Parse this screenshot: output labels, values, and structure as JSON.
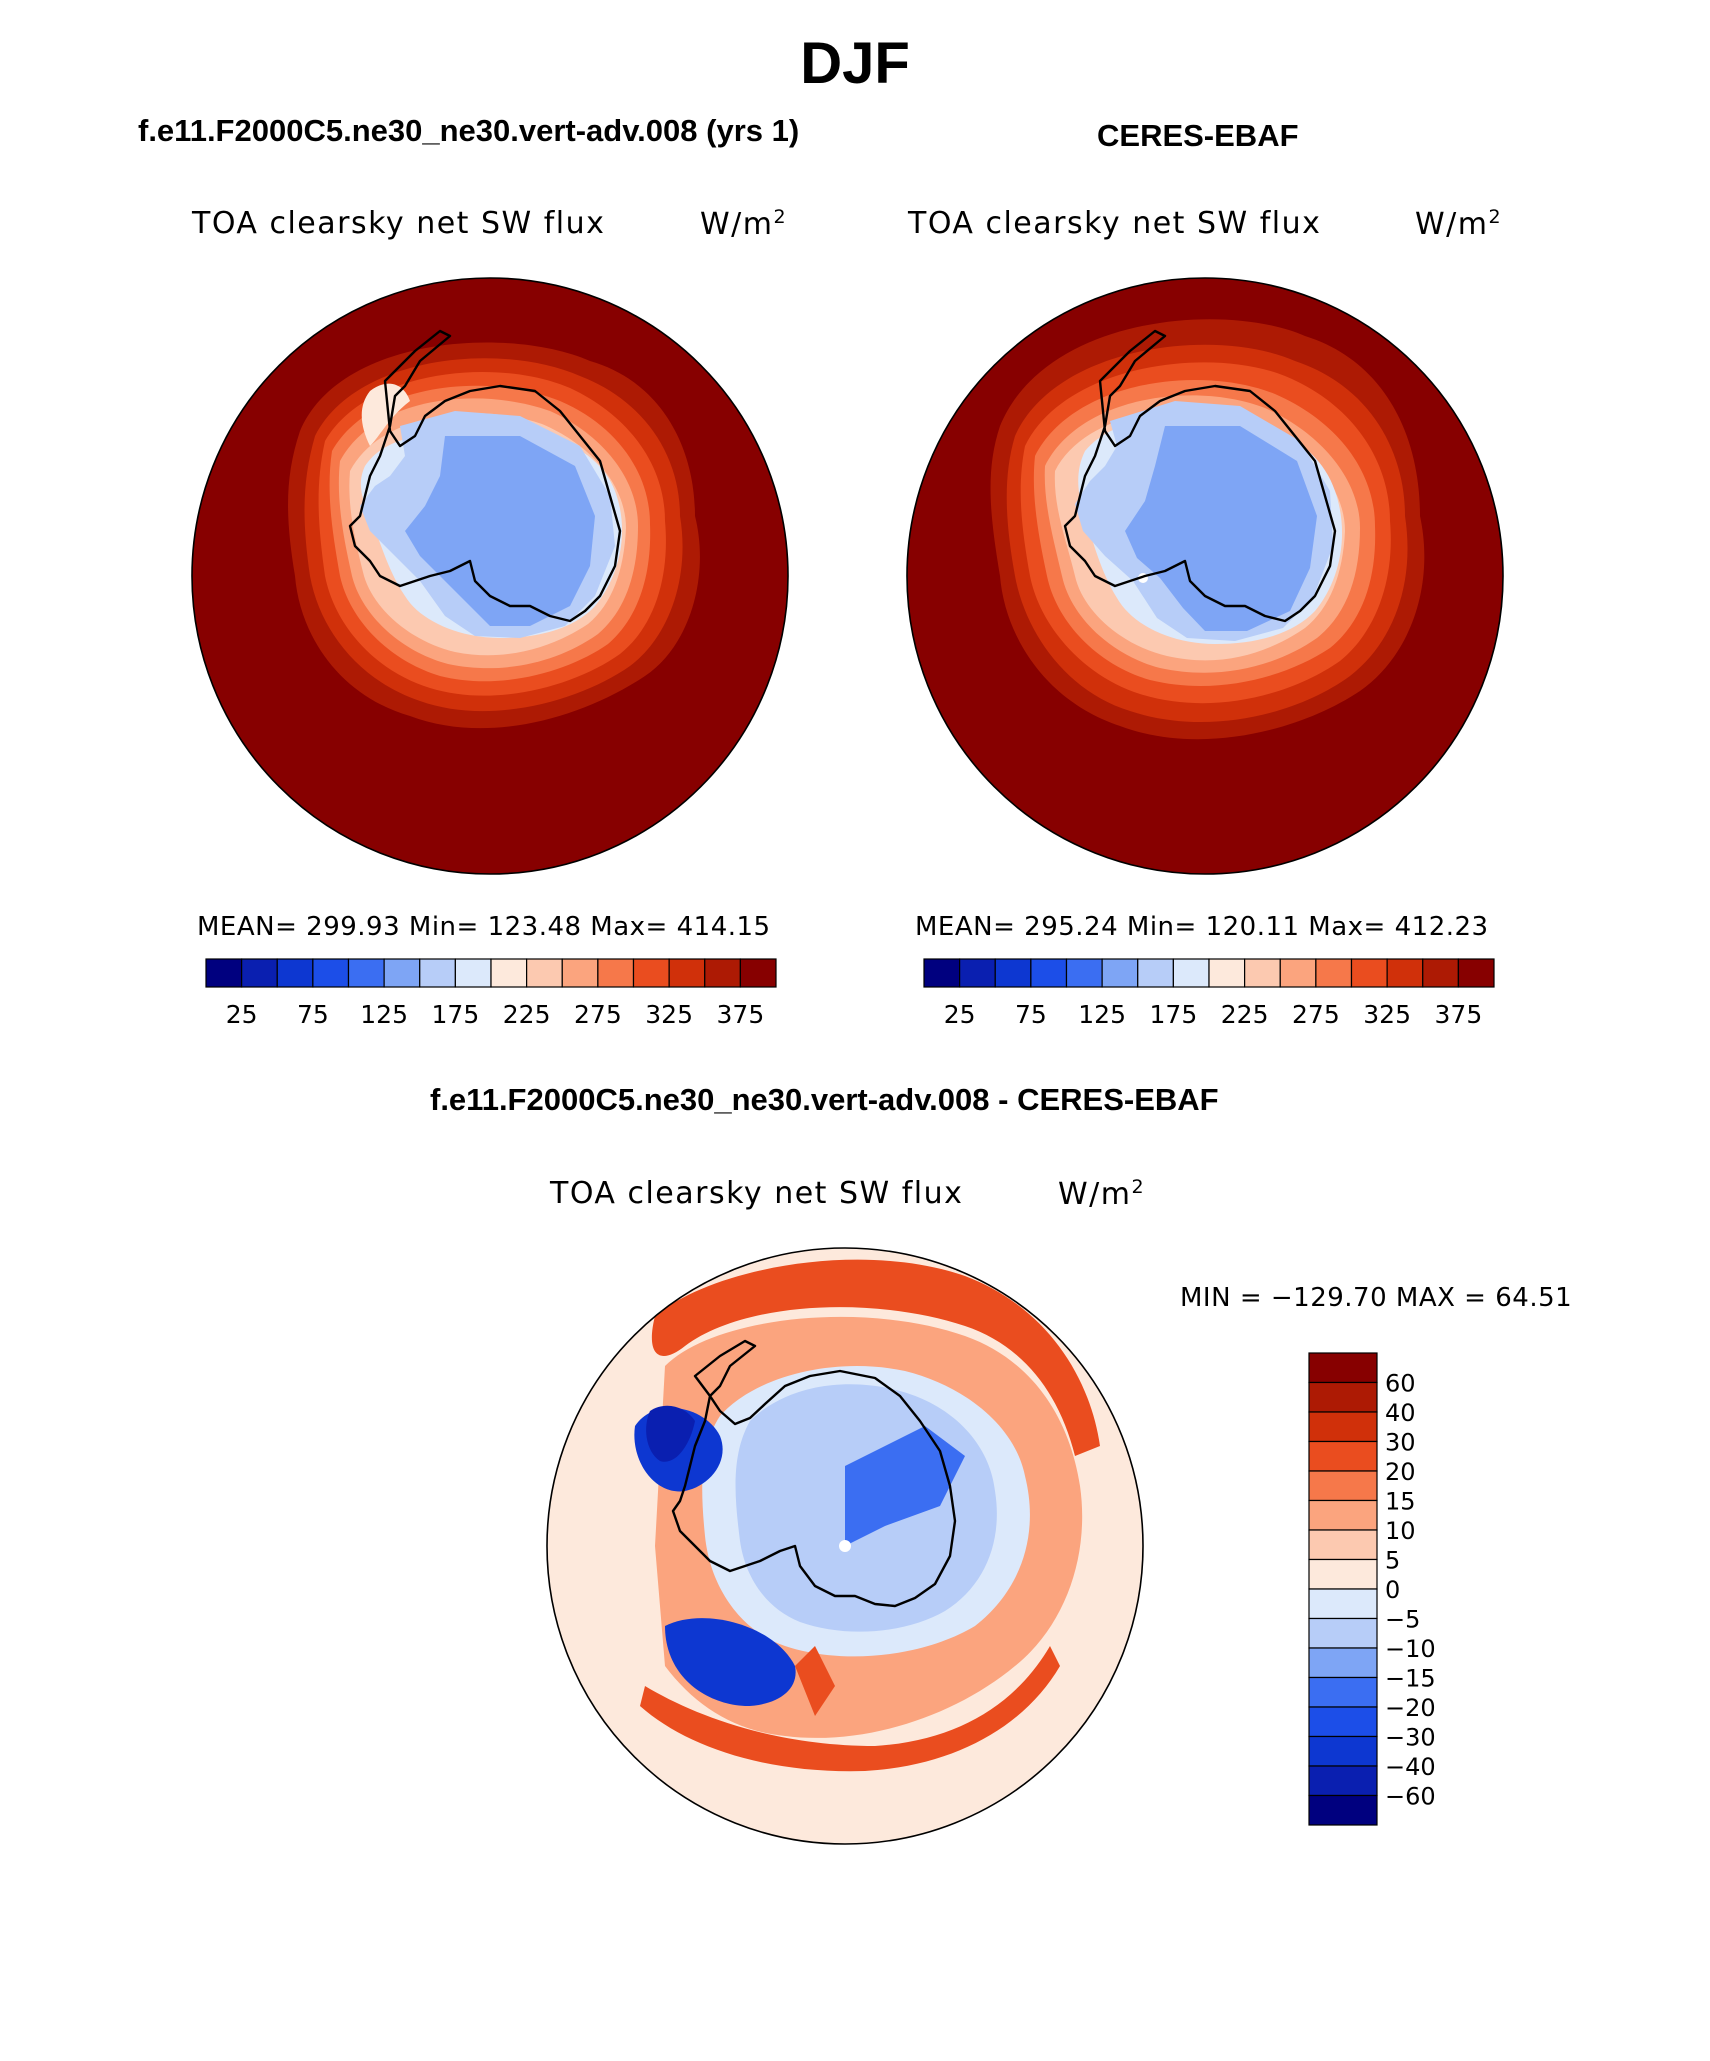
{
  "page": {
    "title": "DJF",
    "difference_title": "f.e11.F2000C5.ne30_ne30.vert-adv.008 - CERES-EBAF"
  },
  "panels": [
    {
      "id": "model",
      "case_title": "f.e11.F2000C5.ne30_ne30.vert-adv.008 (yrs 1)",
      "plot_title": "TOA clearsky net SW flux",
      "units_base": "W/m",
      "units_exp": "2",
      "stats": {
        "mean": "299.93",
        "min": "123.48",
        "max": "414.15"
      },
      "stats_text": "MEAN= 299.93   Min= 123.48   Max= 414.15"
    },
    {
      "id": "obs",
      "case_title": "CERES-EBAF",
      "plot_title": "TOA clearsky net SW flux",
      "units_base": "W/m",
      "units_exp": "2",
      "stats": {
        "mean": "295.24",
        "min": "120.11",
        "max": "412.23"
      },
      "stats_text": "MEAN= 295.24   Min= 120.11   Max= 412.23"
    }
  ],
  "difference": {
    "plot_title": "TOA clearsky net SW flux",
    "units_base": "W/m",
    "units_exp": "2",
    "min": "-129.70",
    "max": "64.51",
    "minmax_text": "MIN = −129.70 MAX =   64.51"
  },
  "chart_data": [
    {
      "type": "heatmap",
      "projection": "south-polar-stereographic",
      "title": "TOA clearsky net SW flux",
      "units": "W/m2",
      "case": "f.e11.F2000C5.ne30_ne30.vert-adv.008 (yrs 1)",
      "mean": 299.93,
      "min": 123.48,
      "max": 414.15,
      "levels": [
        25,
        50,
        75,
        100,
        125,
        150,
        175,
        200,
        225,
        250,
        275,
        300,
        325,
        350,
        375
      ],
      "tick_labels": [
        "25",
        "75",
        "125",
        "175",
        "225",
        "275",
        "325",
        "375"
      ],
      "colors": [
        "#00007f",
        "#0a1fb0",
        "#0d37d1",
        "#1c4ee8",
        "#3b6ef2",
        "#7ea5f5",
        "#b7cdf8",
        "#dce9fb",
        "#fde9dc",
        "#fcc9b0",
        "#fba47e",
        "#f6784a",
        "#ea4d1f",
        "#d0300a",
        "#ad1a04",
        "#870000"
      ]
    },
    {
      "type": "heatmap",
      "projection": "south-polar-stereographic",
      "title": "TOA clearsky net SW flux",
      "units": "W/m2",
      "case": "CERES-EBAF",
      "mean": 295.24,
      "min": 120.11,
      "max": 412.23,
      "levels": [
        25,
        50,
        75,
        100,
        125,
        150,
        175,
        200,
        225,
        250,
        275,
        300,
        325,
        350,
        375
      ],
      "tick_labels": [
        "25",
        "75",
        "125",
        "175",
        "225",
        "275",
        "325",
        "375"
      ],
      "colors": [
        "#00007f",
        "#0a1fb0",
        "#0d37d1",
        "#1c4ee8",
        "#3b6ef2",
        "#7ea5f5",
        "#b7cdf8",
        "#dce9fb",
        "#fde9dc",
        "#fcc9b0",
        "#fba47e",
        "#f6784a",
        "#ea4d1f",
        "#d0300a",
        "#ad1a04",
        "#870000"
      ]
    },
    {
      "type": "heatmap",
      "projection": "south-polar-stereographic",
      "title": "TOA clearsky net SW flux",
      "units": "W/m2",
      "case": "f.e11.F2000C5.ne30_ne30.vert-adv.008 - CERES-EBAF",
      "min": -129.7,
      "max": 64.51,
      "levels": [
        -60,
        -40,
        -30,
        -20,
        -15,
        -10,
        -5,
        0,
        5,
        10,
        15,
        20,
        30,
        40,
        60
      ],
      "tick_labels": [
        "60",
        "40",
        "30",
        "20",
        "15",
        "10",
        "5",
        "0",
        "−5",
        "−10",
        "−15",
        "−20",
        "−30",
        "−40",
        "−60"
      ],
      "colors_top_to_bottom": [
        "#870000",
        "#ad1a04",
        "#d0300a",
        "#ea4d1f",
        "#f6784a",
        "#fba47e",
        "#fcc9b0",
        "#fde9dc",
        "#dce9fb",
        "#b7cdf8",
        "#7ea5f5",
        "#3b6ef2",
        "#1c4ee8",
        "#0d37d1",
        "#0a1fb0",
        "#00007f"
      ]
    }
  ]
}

• • • • • • •

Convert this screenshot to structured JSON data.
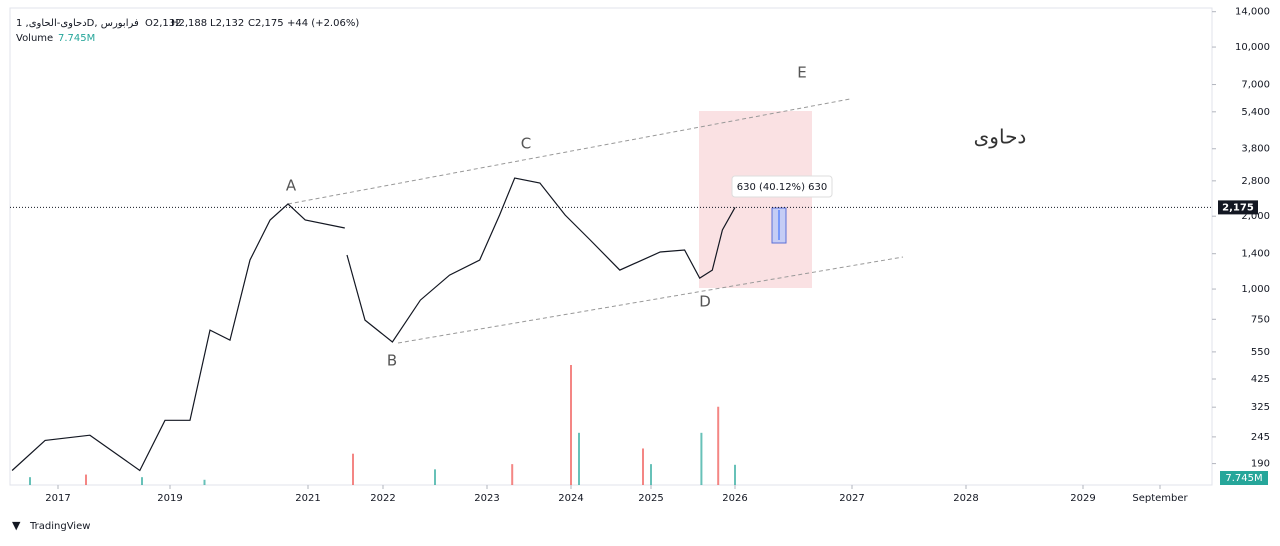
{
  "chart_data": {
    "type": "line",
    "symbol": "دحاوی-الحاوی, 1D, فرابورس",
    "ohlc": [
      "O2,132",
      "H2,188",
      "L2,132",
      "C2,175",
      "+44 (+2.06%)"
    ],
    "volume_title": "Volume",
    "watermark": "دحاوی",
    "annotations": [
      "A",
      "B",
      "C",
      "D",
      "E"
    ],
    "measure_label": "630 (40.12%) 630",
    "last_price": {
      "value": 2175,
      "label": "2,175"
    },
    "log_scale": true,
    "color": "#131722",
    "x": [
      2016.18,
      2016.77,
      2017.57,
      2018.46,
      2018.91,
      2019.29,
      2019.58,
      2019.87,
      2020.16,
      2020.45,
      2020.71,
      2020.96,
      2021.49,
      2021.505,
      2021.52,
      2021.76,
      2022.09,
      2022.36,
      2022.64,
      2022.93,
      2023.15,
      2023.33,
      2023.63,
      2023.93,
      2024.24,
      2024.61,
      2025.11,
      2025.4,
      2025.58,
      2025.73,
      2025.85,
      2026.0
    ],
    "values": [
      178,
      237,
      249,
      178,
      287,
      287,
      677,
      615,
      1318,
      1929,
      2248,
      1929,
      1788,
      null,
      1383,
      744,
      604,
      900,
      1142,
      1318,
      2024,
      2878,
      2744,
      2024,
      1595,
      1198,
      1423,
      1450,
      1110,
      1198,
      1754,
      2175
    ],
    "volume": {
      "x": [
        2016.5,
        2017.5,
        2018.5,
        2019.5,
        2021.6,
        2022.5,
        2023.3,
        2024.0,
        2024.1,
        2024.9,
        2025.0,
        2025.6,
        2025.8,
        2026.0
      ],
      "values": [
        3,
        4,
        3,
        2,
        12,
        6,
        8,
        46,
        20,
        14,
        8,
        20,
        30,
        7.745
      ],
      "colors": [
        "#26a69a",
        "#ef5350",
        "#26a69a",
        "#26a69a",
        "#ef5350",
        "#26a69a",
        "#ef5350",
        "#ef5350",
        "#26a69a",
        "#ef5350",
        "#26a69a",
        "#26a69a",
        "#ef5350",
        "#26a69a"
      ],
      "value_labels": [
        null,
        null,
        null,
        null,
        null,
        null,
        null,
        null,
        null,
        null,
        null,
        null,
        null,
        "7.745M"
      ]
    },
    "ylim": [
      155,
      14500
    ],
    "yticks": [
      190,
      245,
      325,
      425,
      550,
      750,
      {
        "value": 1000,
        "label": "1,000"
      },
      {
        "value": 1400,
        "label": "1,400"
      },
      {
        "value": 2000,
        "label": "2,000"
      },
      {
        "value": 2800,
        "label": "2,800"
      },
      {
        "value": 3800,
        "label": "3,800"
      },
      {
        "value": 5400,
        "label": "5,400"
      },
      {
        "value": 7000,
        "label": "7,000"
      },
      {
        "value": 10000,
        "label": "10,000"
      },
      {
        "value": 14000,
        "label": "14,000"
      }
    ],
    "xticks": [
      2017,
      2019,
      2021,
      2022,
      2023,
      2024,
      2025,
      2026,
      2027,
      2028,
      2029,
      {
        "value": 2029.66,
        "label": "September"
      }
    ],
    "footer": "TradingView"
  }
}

• • • • • • •

Identify the lines above with the word "EBAF". Copy them.

    "difference_title": "f.e11.F2000C5.ne30_ne30.vert-adv.008 - CERES-EBAF"
      "case_title": "CERES-EBAF",
      "case": "CERES-EBAF",
      "case": "f.e11.F2000C5.ne30_ne30.vert-adv.008 - CERES-EBAF",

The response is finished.